## Document segment
========

| What is DNA Diagnostic Tests?
In the past 10 years considerable progress has been
made in the diagnosis of hereditary disorders at the
DNA level. Many monogenic disorders can now be examined
at the gene level; such examination has led to a better
understanding of the molecular basis of these disorders
and made carrier detection and prenatal diagnosis possible.
Each year, more and more monogenic disorders can be
added to the list of diseases that can be diagnosed
by DNA analysis. Future research will be devoted to
the identification of genes responsible for other known
monogenic hereditary disorders, the elucidation of the
molecular lesion associated with chromosomal abnormalities,
and the characterization of the genes and gene defects
involved in the common multifactorial diseases. The
goal of diagnosis is the identification of the genetic
defect in affected patients, persons destined to be
affected, and carriers.
The gene based diagnosis measures various DNA markers
which are widely replicated genetic risk factors for
common diseases like Diabetes, cancer, heart diease
etc. It identifies genetic risk for the diease, dependent/
independent of family history.
By knowing and understanding genetic risk, it may be
possible to take actions that reduce or minimize the
likelihood of an individual developing the disease condition.
What is the basic principle of
the test?

========

[Collected data entries]
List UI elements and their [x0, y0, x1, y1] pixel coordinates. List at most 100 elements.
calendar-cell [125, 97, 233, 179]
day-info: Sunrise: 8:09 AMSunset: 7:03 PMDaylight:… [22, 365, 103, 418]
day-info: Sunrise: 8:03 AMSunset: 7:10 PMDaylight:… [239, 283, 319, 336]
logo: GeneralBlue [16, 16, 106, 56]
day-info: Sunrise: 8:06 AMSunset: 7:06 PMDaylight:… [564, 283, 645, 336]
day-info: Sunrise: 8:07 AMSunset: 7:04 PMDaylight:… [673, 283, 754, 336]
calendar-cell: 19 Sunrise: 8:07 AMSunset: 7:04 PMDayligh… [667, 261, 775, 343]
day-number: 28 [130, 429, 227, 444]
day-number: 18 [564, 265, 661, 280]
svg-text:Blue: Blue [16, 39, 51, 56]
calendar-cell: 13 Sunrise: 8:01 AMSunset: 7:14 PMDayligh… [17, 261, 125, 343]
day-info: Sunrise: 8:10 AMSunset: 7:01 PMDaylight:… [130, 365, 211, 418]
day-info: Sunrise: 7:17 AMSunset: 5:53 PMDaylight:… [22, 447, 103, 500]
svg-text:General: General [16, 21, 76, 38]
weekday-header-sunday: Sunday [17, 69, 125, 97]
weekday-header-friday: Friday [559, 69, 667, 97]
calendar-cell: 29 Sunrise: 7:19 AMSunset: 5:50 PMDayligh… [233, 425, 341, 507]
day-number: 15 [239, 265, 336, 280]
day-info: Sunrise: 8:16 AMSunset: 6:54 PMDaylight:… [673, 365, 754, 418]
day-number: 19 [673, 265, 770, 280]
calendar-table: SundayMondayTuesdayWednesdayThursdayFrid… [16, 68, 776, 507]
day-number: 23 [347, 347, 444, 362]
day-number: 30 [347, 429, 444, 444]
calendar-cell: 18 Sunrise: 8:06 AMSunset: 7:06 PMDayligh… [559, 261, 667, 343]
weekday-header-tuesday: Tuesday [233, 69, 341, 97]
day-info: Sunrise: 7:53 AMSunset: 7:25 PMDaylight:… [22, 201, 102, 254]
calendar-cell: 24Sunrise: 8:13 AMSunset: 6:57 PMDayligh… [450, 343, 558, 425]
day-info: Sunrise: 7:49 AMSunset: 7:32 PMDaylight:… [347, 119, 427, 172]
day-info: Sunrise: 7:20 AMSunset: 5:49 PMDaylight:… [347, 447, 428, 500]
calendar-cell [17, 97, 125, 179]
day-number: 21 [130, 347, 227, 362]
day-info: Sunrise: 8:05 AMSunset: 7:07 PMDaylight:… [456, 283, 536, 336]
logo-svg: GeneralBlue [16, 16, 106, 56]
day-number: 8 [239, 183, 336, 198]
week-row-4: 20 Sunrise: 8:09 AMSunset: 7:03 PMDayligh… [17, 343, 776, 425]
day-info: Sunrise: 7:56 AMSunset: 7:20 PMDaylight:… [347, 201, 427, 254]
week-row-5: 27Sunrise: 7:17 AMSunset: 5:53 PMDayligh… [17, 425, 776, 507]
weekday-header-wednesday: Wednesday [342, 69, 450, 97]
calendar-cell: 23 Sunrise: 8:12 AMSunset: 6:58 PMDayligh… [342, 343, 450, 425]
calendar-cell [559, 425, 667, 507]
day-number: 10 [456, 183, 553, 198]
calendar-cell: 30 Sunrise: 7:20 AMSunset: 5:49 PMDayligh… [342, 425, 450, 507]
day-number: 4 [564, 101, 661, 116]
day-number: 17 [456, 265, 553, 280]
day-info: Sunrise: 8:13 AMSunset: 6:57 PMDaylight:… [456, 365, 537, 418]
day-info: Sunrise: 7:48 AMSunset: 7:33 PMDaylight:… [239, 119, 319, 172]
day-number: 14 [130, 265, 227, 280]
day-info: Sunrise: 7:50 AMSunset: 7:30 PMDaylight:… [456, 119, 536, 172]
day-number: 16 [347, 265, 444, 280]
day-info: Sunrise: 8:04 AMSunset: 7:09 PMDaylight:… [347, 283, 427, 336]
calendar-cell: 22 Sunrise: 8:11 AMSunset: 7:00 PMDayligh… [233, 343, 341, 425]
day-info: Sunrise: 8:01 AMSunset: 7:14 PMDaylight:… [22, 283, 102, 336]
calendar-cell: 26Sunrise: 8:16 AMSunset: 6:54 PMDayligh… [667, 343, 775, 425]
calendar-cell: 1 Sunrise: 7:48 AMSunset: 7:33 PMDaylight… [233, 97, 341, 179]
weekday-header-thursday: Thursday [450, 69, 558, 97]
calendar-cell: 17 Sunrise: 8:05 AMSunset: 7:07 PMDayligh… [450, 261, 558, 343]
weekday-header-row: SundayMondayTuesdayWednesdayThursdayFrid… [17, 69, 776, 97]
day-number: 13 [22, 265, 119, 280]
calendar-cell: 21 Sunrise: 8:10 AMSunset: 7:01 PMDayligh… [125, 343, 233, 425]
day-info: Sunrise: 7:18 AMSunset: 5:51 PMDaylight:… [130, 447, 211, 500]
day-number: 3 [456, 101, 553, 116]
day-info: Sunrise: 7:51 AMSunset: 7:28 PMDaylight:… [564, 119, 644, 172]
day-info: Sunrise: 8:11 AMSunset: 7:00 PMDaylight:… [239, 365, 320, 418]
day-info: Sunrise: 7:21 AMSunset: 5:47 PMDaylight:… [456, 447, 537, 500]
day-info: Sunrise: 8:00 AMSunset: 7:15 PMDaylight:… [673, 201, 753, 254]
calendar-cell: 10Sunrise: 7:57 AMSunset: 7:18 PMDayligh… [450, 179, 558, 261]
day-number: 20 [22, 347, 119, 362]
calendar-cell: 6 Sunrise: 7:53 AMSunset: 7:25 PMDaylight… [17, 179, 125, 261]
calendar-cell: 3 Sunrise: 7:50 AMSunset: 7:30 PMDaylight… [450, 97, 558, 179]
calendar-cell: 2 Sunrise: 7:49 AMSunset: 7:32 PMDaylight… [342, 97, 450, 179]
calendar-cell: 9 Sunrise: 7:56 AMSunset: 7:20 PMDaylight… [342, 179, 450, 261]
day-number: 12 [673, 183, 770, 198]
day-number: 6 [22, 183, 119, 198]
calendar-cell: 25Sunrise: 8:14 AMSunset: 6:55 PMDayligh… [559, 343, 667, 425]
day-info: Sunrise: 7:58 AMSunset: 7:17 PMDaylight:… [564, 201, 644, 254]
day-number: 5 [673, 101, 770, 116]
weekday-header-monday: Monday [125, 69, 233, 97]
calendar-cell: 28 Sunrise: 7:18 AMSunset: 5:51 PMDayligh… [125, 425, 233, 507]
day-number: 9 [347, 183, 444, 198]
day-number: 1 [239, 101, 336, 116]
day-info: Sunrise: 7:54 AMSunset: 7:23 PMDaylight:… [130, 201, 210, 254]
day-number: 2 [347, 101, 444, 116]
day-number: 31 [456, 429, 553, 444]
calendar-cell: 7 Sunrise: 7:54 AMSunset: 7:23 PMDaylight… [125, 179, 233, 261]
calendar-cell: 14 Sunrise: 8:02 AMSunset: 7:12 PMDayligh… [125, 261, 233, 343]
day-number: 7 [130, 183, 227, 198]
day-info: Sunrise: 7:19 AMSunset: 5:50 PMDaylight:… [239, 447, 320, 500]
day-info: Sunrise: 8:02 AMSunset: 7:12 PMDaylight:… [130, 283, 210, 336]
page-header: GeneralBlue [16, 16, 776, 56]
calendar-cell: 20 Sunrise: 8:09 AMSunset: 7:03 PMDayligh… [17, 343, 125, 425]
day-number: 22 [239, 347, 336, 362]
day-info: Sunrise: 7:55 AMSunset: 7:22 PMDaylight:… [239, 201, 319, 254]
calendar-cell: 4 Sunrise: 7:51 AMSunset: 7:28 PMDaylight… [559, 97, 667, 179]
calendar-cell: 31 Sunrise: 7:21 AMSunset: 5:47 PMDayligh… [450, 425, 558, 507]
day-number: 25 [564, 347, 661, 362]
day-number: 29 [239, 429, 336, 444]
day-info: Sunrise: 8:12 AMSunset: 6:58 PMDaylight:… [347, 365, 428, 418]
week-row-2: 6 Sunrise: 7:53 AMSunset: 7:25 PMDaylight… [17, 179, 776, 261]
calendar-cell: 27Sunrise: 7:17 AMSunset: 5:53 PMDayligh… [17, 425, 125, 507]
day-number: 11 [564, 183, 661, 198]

========

## Assigned task 1
Please retype the passage on DNA diagnostic tests, beginning at the words "Each year, more" and stopping after "affected, and carriers.".
## Assigned task 2
According to the passage on DNA diagnostic tests, why is it useful to know and understand a person's genetic risk? Answer in one to three sentences.
## Assigned task 3
What does the passage on DNA diagnostic tests give as the goal of diagnosis?
These entries were drawn from a separate source.

## Task result 1
Each year, more and more monogenic disorders can be
added to the list of diseases that can be diagnosed
by DNA analysis. Future research will be devoted to
the identification of genes responsible for other known
monogenic hereditary disorders, the elucidation of the
molecular lesion associated with chromosomal abnormalities,
and the characterization of the genes and gene defects
involved in the common multifactorial diseases. The
goal of diagnosis is the identification of the genetic
defect in affected patients, persons destined to be
affected, and carriers.

## Task result 2
Knowing and understanding genetic risk may make it possible to take actions that reduce or minimize the likelihood of an individual developing the disease condition.

## Task result 3
The goal is to identify the genetic defect in affected patients, persons destined to be affected, and carriers.